**Complete the following:**
(a) In the report on the Gore Vidal memorial, list every person named other than Gore Vidal himself.
(b) According to the report on the Gore Vidal memorial, why did people gather in the Gerald Schoenfeld Theatre on Thursday afternoon, and why did some of them take the stage? Answer in one to three sentences.
(c) Carry on the report on the Gore Vidal memorial from its final sentence.

**Study text:**
*** Block opens ***

Longtime friends, colleagues and admirers of Gore Vidal gathered in the currently patriotically decorated Gerald Schoenfeld Theatre—where Mr. Vidal’s 1960 play The Best Man is playing through September 9—on Thursday afternoon to pay their respects to the recently departed writer. The mood was serious yet not solemn as many who were likely humbled to be counted among Mr. Vidal’s contemporaries took the stage to recount memories and share anecdotes from their own experiences with the man.
Reading selections from his own eulogy for Mr. Vidal and praising his friend’s great wit, Dick Cavett recounted many of Mr. Vidal’s most celebrated one-liners. His favorite, he told the audience: “Success is not enough. One’s friends must fail.”
“Whenever my friend succeeds, I die a little,” was another Vidal aphorism recalled to much laughter, and, reading a line from a message prepared by David Mamet for the memorial, Liz Smith decreed Mr. Vidal “smart enough to see through the self-interest of everyone except himself.” Yet none of this seemed to remotely deter the hordes of successful friends who seemed to be endlessly seeking his advice.

*** Block closes ***

Document layout detection data
*** Block opens ***

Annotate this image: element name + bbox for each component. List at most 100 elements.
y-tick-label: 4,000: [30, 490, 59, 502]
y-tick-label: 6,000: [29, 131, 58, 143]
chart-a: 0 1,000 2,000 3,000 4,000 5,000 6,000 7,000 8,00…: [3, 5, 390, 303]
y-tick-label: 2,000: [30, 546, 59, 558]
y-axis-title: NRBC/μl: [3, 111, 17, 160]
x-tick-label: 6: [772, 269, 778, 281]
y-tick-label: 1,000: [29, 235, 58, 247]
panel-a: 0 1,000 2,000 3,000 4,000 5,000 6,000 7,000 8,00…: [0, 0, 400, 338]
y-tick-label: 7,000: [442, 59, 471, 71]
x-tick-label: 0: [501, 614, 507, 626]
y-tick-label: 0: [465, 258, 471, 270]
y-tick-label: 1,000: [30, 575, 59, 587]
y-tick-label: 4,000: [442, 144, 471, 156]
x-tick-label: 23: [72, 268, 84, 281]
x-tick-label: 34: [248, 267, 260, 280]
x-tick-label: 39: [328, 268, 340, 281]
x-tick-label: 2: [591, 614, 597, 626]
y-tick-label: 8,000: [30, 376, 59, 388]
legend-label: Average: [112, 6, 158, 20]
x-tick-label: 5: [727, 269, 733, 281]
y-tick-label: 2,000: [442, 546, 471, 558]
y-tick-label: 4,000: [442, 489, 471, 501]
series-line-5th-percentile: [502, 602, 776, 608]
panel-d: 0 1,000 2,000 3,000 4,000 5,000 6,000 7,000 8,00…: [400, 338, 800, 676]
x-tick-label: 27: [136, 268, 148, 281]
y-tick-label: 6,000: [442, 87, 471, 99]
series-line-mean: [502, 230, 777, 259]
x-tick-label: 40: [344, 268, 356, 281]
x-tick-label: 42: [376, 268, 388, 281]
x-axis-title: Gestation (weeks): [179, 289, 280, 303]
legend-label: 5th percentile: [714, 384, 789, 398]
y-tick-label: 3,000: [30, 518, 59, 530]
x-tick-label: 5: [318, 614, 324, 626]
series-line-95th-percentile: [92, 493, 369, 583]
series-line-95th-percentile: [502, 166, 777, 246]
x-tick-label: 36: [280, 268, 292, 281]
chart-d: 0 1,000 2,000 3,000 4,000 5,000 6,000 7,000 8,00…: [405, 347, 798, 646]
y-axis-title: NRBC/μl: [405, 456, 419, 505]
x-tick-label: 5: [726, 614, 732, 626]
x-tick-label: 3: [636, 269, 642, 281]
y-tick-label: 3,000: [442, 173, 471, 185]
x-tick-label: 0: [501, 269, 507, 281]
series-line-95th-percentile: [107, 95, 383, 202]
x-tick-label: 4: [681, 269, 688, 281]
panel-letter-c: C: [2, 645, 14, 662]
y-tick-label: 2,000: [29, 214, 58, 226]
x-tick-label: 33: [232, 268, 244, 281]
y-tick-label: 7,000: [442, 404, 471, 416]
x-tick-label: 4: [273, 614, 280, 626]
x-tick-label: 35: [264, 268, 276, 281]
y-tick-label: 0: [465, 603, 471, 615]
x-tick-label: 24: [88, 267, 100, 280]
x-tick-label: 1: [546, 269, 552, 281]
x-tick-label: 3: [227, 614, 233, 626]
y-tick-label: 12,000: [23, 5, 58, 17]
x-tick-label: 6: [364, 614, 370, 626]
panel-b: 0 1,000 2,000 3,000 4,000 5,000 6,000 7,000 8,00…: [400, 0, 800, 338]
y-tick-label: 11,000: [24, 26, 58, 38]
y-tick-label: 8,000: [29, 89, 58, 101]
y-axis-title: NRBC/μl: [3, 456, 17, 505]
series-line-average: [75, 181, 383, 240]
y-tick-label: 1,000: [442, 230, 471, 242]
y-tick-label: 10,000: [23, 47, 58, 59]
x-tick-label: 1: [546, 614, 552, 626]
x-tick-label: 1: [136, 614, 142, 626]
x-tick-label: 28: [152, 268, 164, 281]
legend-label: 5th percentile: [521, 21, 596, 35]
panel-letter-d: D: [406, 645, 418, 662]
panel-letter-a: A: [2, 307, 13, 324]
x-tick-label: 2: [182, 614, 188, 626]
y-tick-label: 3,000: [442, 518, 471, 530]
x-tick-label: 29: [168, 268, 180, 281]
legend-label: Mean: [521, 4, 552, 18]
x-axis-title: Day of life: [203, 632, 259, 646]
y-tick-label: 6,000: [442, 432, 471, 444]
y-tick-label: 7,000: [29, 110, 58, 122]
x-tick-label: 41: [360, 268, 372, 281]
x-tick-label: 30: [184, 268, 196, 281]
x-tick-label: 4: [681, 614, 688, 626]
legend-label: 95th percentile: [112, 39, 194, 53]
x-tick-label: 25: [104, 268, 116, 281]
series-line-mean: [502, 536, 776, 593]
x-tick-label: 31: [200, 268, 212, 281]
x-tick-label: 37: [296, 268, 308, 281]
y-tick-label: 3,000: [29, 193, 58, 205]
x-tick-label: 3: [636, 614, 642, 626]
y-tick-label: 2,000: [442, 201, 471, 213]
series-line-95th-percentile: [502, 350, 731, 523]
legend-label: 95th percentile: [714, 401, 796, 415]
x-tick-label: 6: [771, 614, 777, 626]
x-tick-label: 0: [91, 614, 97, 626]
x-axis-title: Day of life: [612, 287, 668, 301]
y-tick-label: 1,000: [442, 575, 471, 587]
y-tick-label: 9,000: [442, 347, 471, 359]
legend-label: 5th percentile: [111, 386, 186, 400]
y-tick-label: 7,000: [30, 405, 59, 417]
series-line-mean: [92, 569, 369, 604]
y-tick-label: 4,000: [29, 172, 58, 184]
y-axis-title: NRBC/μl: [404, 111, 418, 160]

*** Block closes ***

**Written responses:**
(a) Dick Cavett, David Mamet, Liz Smith

(b) Friends, colleagues and admirers gathered there to pay their respects to the recently departed writer. Those who took the stage did so to recount memories and share anecdotes from their own experiences with him.

(c)
“In 2003, when I determined that I would run for president, Gore was my first call,” explained Dennis Kucinich. “I said, ‘Gore, I’m going to run for president, and I’d like your advice.’ Ever mindful of the great death of the American political state, he said, instantly, ‘You’ve got to do something about your hair.’”
Laughing good-naturedly along with the audience, Mr. Kucinich reenacted the conversation. “Gore, what, then, do you suggest?” he inquired. “A guillotine,” was Mr. Vidal’s response.
Michael Moore also shared some advice Mr. Vidal gave him over lunch in 2003. His 2002 documentary Bowling for Columbine had been nominated for an Oscar, and Mr. Vidal wanted to know what Mr. Moore would say in his speech if he won.
“Finally, I said, ‘Listen, Gore, I think all I’m going to do is thank my agent and my stylist and get the hell out of there,” Mr. Moore said, drawing predictable laughs from the audience at the mention of a stylist. “He said, ‘No, no, you must quote Jefferson. He’s never been quoted at the Oscars.”
“I thought he was going to give me a bit Jefferson line,” Mr. Moore continued. “And he begins, and he doesn’t end until four or five minutes later, just reciting one continuous Jefferson quote from memory, and he finished this as if I could remember it. And I just looked at him and said ‘If I do win, will you go up and accept it?’ He seemed to like that idea.”
Susan Sarandon took the stage to pass on “one pearl of parenting wisdom” Mr. Vidal had shared with her shortly after the birth of her first child. “I was struggling to be the best mother, and he told me, ‘Darling, it’s inevitable that you give your children neuroses, just make sure they’re productive ones,’” she recounted.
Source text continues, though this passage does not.